## Given exercise
Output the line containing "Give me a plain-text" and all subsequent lines of the listing below, copied exactly, with no other lines.

++++++++

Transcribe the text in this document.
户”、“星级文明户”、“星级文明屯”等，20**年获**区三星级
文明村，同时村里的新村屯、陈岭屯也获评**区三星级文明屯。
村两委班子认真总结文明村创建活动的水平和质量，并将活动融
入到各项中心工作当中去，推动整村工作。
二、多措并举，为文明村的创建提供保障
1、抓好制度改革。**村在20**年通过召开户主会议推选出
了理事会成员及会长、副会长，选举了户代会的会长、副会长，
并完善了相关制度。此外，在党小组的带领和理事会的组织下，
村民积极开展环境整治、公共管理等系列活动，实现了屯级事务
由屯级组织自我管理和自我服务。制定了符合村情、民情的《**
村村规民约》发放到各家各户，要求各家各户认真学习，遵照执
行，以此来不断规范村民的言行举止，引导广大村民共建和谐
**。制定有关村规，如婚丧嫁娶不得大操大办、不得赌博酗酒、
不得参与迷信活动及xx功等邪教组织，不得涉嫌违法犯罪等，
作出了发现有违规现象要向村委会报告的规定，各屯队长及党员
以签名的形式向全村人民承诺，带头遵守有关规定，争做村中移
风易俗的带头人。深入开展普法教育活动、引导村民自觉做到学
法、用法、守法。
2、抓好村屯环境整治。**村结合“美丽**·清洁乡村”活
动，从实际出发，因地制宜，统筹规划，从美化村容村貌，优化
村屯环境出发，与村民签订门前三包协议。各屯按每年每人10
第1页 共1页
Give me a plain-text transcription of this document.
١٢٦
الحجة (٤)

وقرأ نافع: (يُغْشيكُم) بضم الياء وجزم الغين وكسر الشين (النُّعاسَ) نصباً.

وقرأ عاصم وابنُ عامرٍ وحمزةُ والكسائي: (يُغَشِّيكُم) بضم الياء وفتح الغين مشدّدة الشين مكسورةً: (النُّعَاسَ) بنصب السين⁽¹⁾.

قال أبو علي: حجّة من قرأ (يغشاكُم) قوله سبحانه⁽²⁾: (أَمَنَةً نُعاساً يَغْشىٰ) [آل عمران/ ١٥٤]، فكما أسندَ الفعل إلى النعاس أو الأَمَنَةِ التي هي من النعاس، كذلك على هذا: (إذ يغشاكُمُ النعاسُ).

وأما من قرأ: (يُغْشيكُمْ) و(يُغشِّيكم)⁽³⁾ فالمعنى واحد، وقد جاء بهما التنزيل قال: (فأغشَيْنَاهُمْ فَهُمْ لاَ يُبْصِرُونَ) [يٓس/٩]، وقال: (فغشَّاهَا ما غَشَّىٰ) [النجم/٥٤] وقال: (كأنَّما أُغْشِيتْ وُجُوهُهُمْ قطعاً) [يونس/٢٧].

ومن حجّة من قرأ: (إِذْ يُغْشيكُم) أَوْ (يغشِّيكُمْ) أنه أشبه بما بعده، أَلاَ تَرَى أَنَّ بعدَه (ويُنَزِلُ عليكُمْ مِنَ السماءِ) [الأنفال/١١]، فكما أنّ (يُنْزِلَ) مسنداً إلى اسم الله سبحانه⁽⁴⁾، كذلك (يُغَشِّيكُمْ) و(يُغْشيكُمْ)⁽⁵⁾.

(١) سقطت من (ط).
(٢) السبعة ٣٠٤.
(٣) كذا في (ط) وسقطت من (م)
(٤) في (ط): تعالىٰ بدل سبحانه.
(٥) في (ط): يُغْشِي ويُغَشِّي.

++++++++

## The solution
Give me a plain-text transcription of this document.
١٢٦
الحجة (٤)

وقرأ نافع: (يُغْشيكُم) بضم الياء وجزم الغين وكسر الشين (النُّعاسَ) نصباً.

وقرأ عاصم وابنُ عامرٍ وحمزةُ والكسائي: (يُغَشِّيكُم) بضم الياء وفتح الغين مشدّدة الشين مكسورةً: (النُّعَاسَ) بنصب السين⁽¹⁾.

قال أبو علي: حجّة من قرأ (يغشاكُم) قوله سبحانه⁽²⁾: (أَمَنَةً نُعاساً يَغْشىٰ) [آل عمران/ ١٥٤]، فكما أسندَ الفعل إلى النعاس أو الأَمَنَةِ التي هي من النعاس، كذلك على هذا: (إذ يغشاكُمُ النعاسُ).

وأما من قرأ: (يُغْشيكُمْ) و(يُغشِّيكم)⁽³⁾ فالمعنى واحد، وقد جاء بهما التنزيل قال: (فأغشَيْنَاهُمْ فَهُمْ لاَ يُبْصِرُونَ) [يٓس/٩]، وقال: (فغشَّاهَا ما غَشَّىٰ) [النجم/٥٤] وقال: (كأنَّما أُغْشِيتْ وُجُوهُهُمْ قطعاً) [يونس/٢٧].

ومن حجّة من قرأ: (إِذْ يُغْشيكُم) أَوْ (يغشِّيكُمْ) أنه أشبه بما بعده، أَلاَ تَرَى أَنَّ بعدَه (ويُنَزِلُ عليكُمْ مِنَ السماءِ) [الأنفال/١١]، فكما أنّ (يُنْزِلَ) مسنداً إلى اسم الله سبحانه⁽⁴⁾، كذلك (يُغَشِّيكُمْ) و(يُغْشيكُمْ)⁽⁵⁾.

(١) سقطت من (ط).
(٢) السبعة ٣٠٤.
(٣) كذا في (ط) وسقطت من (م)
(٤) في (ط): تعالىٰ بدل سبحانه.
(٥) في (ط): يُغْشِي ويُغَشِّي.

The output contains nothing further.